Rows from a figure dataset:
--- begin ---

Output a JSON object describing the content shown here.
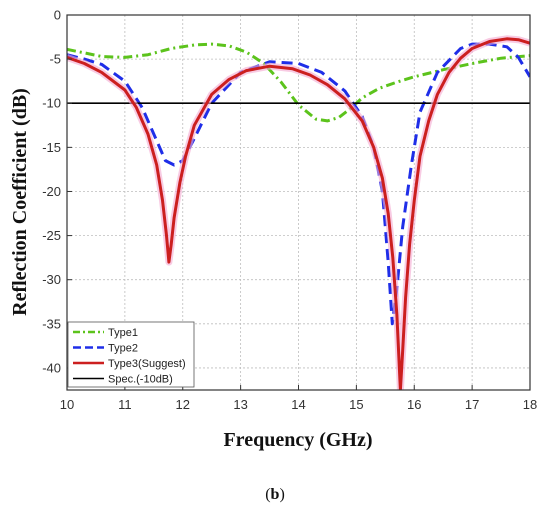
{
  "caption": {
    "open": "(",
    "label": "b",
    "close": ")"
  },
  "chart_data": {
    "type": "line",
    "title": "",
    "xlabel": "Frequency (GHz)",
    "ylabel": "Reflection Coefficient (dB)",
    "xlim": [
      10,
      18
    ],
    "ylim": [
      -42.5,
      0
    ],
    "x_ticks": [
      10,
      11,
      12,
      13,
      14,
      15,
      16,
      17,
      18
    ],
    "y_ticks": [
      0,
      -5,
      -10,
      -15,
      -20,
      -25,
      -30,
      -35,
      -40
    ],
    "grid": true,
    "legend_position": "bottom-left",
    "series": [
      {
        "name": "Type1",
        "color": "#5cc31c",
        "style": "dashdot",
        "x": [
          10,
          10.3,
          10.6,
          11,
          11.4,
          11.8,
          12.2,
          12.5,
          12.8,
          13.1,
          13.4,
          13.7,
          14,
          14.3,
          14.5,
          14.7,
          14.9,
          15.1,
          15.4,
          15.7,
          16,
          16.5,
          17,
          17.5,
          18
        ],
        "y": [
          -3.9,
          -4.3,
          -4.7,
          -4.8,
          -4.5,
          -3.8,
          -3.4,
          -3.3,
          -3.5,
          -4.2,
          -5.5,
          -7.6,
          -10.2,
          -11.8,
          -12,
          -11.6,
          -10.6,
          -9.4,
          -8.3,
          -7.6,
          -7,
          -6.2,
          -5.5,
          -4.9,
          -4.6
        ]
      },
      {
        "name": "Type2",
        "color": "#1f2ee8",
        "style": "dashed",
        "x": [
          10,
          10.3,
          10.6,
          11,
          11.3,
          11.5,
          11.7,
          11.85,
          12,
          12.2,
          12.5,
          13,
          13.5,
          14,
          14.4,
          14.8,
          15.1,
          15.3,
          15.45,
          15.55,
          15.62,
          15.7,
          15.8,
          15.95,
          16.1,
          16.4,
          16.8,
          17,
          17.3,
          17.6,
          17.8,
          18
        ],
        "y": [
          -4.5,
          -5,
          -5.6,
          -7.5,
          -10.5,
          -13.5,
          -16.5,
          -17,
          -16.5,
          -14,
          -10,
          -6.5,
          -5.3,
          -5.5,
          -6.5,
          -8.6,
          -11.5,
          -15,
          -20,
          -28,
          -35,
          -31,
          -24,
          -17,
          -11,
          -6.5,
          -3.8,
          -3.3,
          -3.3,
          -3.6,
          -4.8,
          -7
        ]
      },
      {
        "name": "Type3(Suggest)",
        "color": "#cc1f1f",
        "style": "solid",
        "x": [
          10,
          10.3,
          10.6,
          11,
          11.2,
          11.4,
          11.55,
          11.65,
          11.72,
          11.76,
          11.8,
          11.85,
          11.95,
          12.05,
          12.2,
          12.5,
          12.8,
          13.1,
          13.5,
          13.9,
          14.2,
          14.5,
          14.8,
          15.1,
          15.3,
          15.45,
          15.55,
          15.63,
          15.7,
          15.76,
          15.8,
          15.85,
          15.92,
          16,
          16.1,
          16.25,
          16.4,
          16.6,
          16.8,
          17,
          17.3,
          17.6,
          17.8,
          18
        ],
        "y": [
          -4.8,
          -5.5,
          -6.5,
          -8.5,
          -10.5,
          -13.5,
          -17,
          -21,
          -25,
          -28,
          -26,
          -23,
          -19,
          -16,
          -12.5,
          -9,
          -7.3,
          -6.3,
          -5.8,
          -6.1,
          -6.8,
          -7.9,
          -9.5,
          -12,
          -15,
          -18.5,
          -22.5,
          -27.5,
          -34,
          -42.5,
          -38,
          -32,
          -26,
          -21,
          -16,
          -12,
          -9,
          -6.5,
          -4.9,
          -3.8,
          -3,
          -2.7,
          -2.8,
          -3.2
        ]
      },
      {
        "name": "Spec.(-10dB)",
        "color": "#000000",
        "style": "solid",
        "x": [
          10,
          18
        ],
        "y": [
          -10,
          -10
        ]
      }
    ]
  }
}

--- end ---

- **Task instructions**
Give all the entries again exactly, dropping each picture.

- **Reply to the task**
Output a JSON object describing the content shown here.
{
  "caption": {
    "open": "(",
    "label": "b",
    "close": ")"
  },
  "chart_data": {
    "type": "line",
    "title": "",
    "xlabel": "Frequency (GHz)",
    "ylabel": "Reflection Coefficient (dB)",
    "xlim": [
      10,
      18
    ],
    "ylim": [
      -42.5,
      0
    ],
    "x_ticks": [
      10,
      11,
      12,
      13,
      14,
      15,
      16,
      17,
      18
    ],
    "y_ticks": [
      0,
      -5,
      -10,
      -15,
      -20,
      -25,
      -30,
      -35,
      -40
    ],
    "grid": true,
    "legend_position": "bottom-left",
    "series": [
      {
        "name": "Type1",
        "color": "#5cc31c",
        "style": "dashdot",
        "x": [
          10,
          10.3,
          10.6,
          11,
          11.4,
          11.8,
          12.2,
          12.5,
          12.8,
          13.1,
          13.4,
          13.7,
          14,
          14.3,
          14.5,
          14.7,
          14.9,
          15.1,
          15.4,
          15.7,
          16,
          16.5,
          17,
          17.5,
          18
        ],
        "y": [
          -3.9,
          -4.3,
          -4.7,
          -4.8,
          -4.5,
          -3.8,
          -3.4,
          -3.3,
          -3.5,
          -4.2,
          -5.5,
          -7.6,
          -10.2,
          -11.8,
          -12,
          -11.6,
          -10.6,
          -9.4,
          -8.3,
          -7.6,
          -7,
          -6.2,
          -5.5,
          -4.9,
          -4.6
        ]
      },
      {
        "name": "Type2",
        "color": "#1f2ee8",
        "style": "dashed",
        "x": [
          10,
          10.3,
          10.6,
          11,
          11.3,
          11.5,
          11.7,
          11.85,
          12,
          12.2,
          12.5,
          13,
          13.5,
          14,
          14.4,
          14.8,
          15.1,
          15.3,
          15.45,
          15.55,
          15.62,
          15.7,
          15.8,
          15.95,
          16.1,
          16.4,
          16.8,
          17,
          17.3,
          17.6,
          17.8,
          18
        ],
        "y": [
          -4.5,
          -5,
          -5.6,
          -7.5,
          -10.5,
          -13.5,
          -16.5,
          -17,
          -16.5,
          -14,
          -10,
          -6.5,
          -5.3,
          -5.5,
          -6.5,
          -8.6,
          -11.5,
          -15,
          -20,
          -28,
          -35,
          -31,
          -24,
          -17,
          -11,
          -6.5,
          -3.8,
          -3.3,
          -3.3,
          -3.6,
          -4.8,
          -7
        ]
      },
      {
        "name": "Type3(Suggest)",
        "color": "#cc1f1f",
        "style": "solid",
        "x": [
          10,
          10.3,
          10.6,
          11,
          11.2,
          11.4,
          11.55,
          11.65,
          11.72,
          11.76,
          11.8,
          11.85,
          11.95,
          12.05,
          12.2,
          12.5,
          12.8,
          13.1,
          13.5,
          13.9,
          14.2,
          14.5,
          14.8,
          15.1,
          15.3,
          15.45,
          15.55,
          15.63,
          15.7,
          15.76,
          15.8,
          15.85,
          15.92,
          16,
          16.1,
          16.25,
          16.4,
          16.6,
          16.8,
          17,
          17.3,
          17.6,
          17.8,
          18
        ],
        "y": [
          -4.8,
          -5.5,
          -6.5,
          -8.5,
          -10.5,
          -13.5,
          -17,
          -21,
          -25,
          -28,
          -26,
          -23,
          -19,
          -16,
          -12.5,
          -9,
          -7.3,
          -6.3,
          -5.8,
          -6.1,
          -6.8,
          -7.9,
          -9.5,
          -12,
          -15,
          -18.5,
          -22.5,
          -27.5,
          -34,
          -42.5,
          -38,
          -32,
          -26,
          -21,
          -16,
          -12,
          -9,
          -6.5,
          -4.9,
          -3.8,
          -3,
          -2.7,
          -2.8,
          -3.2
        ]
      },
      {
        "name": "Spec.(-10dB)",
        "color": "#000000",
        "style": "solid",
        "x": [
          10,
          18
        ],
        "y": [
          -10,
          -10
        ]
      }
    ]
  }
}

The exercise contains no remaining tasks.